╭─ Stored rows
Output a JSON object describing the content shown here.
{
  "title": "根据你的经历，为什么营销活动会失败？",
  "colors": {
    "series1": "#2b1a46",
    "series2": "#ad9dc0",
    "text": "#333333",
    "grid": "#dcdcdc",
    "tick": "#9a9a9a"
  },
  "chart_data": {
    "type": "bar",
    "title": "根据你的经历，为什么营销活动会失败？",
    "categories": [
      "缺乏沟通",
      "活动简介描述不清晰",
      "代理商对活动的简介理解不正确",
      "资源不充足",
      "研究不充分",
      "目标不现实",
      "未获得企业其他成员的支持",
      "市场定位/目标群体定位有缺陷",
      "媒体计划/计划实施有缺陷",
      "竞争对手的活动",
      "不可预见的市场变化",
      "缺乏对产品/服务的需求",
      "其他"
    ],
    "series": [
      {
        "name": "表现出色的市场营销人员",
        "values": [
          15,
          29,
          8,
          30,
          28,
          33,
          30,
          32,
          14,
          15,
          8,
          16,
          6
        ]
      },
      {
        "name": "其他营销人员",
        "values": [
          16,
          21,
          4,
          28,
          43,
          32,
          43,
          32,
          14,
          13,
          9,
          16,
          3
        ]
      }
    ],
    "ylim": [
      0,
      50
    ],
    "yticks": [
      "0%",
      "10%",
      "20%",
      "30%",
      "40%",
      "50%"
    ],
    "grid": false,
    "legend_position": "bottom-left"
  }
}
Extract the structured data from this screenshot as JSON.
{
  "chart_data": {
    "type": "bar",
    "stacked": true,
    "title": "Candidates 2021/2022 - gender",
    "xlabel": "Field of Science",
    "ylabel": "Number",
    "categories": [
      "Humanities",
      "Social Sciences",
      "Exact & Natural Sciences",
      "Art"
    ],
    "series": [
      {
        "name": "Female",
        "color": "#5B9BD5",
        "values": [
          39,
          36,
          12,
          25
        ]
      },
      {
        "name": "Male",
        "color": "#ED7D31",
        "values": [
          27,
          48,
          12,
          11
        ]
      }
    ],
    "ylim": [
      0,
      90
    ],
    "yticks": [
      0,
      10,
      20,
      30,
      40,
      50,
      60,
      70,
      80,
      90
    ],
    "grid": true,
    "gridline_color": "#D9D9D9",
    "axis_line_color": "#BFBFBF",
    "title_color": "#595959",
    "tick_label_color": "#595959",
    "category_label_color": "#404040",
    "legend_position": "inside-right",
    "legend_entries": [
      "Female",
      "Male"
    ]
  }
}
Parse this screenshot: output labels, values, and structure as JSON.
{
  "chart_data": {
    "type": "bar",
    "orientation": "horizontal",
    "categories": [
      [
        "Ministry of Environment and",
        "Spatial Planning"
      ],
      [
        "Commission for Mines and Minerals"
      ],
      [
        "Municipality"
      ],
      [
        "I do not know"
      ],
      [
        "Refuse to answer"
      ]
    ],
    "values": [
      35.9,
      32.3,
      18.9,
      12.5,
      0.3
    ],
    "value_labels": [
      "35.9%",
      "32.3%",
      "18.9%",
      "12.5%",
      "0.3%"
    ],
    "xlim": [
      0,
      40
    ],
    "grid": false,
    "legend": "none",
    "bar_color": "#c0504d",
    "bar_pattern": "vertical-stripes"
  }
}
╰─
## Exercise aim
Which lines hold the word "为什么营销活动会失败"? Copy all of them.

## Written reply
  "title": "根据你的经历，为什么营销活动会失败？",
    "title": "根据你的经历，为什么营销活动会失败？",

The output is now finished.